▸ Listed records:
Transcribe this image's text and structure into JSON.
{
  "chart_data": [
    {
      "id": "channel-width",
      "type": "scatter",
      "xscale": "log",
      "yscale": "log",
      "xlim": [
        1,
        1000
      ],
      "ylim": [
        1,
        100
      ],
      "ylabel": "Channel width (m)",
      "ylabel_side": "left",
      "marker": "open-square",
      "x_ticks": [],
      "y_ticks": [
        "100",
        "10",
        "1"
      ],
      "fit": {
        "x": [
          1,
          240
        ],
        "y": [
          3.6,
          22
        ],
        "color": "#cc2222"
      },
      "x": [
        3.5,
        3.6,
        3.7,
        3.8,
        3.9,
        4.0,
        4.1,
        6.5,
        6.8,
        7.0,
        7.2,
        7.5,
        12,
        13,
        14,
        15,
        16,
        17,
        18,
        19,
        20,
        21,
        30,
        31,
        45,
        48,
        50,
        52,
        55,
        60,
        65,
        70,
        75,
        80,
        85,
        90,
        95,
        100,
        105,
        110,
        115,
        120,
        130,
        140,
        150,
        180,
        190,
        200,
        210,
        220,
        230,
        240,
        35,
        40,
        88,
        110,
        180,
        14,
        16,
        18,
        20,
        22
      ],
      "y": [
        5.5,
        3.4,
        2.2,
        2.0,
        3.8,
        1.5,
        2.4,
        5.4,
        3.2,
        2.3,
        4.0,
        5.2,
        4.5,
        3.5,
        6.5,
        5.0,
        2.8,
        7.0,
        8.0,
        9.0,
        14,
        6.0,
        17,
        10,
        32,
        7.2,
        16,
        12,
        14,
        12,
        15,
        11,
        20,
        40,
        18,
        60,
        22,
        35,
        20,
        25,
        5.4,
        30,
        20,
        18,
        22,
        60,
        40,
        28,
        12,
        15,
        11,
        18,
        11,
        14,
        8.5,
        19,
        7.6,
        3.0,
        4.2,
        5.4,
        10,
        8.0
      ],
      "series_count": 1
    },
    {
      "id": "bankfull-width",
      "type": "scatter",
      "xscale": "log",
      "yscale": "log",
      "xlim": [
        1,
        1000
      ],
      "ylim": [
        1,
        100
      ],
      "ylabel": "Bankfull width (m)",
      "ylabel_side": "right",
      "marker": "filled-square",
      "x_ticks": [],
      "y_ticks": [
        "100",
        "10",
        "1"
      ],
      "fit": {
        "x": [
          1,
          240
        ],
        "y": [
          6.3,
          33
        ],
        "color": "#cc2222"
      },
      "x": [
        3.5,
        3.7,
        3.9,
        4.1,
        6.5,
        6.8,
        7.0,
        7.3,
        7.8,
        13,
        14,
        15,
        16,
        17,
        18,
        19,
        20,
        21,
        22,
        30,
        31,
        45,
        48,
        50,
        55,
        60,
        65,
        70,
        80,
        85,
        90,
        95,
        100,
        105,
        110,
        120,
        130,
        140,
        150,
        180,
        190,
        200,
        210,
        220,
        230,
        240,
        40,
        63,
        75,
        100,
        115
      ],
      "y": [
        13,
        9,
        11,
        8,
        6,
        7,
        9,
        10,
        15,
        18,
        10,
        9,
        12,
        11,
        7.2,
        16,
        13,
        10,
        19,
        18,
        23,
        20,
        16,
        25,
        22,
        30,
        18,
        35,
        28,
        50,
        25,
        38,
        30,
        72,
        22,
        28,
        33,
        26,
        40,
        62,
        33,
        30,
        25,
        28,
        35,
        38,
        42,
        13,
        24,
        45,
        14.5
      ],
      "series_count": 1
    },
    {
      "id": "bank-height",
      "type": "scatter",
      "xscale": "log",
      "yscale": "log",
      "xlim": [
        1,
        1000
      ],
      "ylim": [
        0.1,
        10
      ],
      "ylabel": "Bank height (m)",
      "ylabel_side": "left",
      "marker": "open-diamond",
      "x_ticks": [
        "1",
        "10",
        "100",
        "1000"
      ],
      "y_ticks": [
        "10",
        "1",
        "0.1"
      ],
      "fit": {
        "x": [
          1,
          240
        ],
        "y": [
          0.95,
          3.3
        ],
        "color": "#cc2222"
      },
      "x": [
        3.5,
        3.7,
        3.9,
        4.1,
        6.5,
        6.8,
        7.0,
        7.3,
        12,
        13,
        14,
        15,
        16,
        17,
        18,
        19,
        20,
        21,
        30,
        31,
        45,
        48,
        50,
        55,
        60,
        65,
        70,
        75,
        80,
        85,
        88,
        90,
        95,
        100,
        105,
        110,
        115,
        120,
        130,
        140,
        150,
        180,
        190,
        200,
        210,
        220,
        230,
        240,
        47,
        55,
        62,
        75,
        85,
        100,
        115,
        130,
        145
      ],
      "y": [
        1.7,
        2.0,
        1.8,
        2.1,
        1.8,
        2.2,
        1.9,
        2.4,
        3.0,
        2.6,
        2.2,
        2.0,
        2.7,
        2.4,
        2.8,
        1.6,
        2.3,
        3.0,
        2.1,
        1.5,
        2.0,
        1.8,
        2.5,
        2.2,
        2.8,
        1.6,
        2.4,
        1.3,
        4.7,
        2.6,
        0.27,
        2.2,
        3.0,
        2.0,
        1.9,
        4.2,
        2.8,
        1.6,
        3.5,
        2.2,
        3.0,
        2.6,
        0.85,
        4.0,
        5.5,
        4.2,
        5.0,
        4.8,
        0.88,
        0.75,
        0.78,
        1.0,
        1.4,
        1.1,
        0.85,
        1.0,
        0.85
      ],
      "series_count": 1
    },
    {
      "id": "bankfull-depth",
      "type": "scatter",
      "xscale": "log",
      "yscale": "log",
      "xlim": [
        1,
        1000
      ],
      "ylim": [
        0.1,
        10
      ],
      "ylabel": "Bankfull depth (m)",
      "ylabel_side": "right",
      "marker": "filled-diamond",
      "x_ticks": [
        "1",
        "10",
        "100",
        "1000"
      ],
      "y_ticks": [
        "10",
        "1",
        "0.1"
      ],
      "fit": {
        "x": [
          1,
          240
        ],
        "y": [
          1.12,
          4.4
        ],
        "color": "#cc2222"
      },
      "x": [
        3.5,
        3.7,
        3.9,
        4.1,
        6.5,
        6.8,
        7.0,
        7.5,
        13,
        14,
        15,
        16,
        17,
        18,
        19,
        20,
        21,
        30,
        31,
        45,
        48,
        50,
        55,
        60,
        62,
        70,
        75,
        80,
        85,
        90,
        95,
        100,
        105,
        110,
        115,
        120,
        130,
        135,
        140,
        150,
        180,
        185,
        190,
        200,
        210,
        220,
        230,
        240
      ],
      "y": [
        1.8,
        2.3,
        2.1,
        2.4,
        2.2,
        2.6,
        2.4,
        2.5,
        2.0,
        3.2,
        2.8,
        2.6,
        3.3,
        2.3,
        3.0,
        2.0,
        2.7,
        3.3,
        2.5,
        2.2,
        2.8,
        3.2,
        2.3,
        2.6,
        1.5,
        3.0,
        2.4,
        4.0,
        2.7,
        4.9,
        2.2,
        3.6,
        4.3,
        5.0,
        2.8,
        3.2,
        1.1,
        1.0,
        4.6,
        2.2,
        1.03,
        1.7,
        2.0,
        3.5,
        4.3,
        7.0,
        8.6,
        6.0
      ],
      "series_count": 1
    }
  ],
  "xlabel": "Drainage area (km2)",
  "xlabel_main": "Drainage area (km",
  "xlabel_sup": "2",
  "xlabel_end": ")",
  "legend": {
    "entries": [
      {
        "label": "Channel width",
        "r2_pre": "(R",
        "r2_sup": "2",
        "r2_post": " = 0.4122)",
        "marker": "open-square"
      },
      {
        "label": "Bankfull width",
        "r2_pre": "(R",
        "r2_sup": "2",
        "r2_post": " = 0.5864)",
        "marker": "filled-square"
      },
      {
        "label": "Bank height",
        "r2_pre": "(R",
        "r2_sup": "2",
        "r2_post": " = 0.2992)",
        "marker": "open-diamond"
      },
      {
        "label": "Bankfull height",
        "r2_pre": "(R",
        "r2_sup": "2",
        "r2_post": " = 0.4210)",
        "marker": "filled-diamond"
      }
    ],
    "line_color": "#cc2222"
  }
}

▸ Short task: Report all lines of the data that include the word "open".

▸ The output:
      "marker": "open-square",
      "marker": "open-diamond",
        "marker": "open-square"
        "marker": "open-diamond"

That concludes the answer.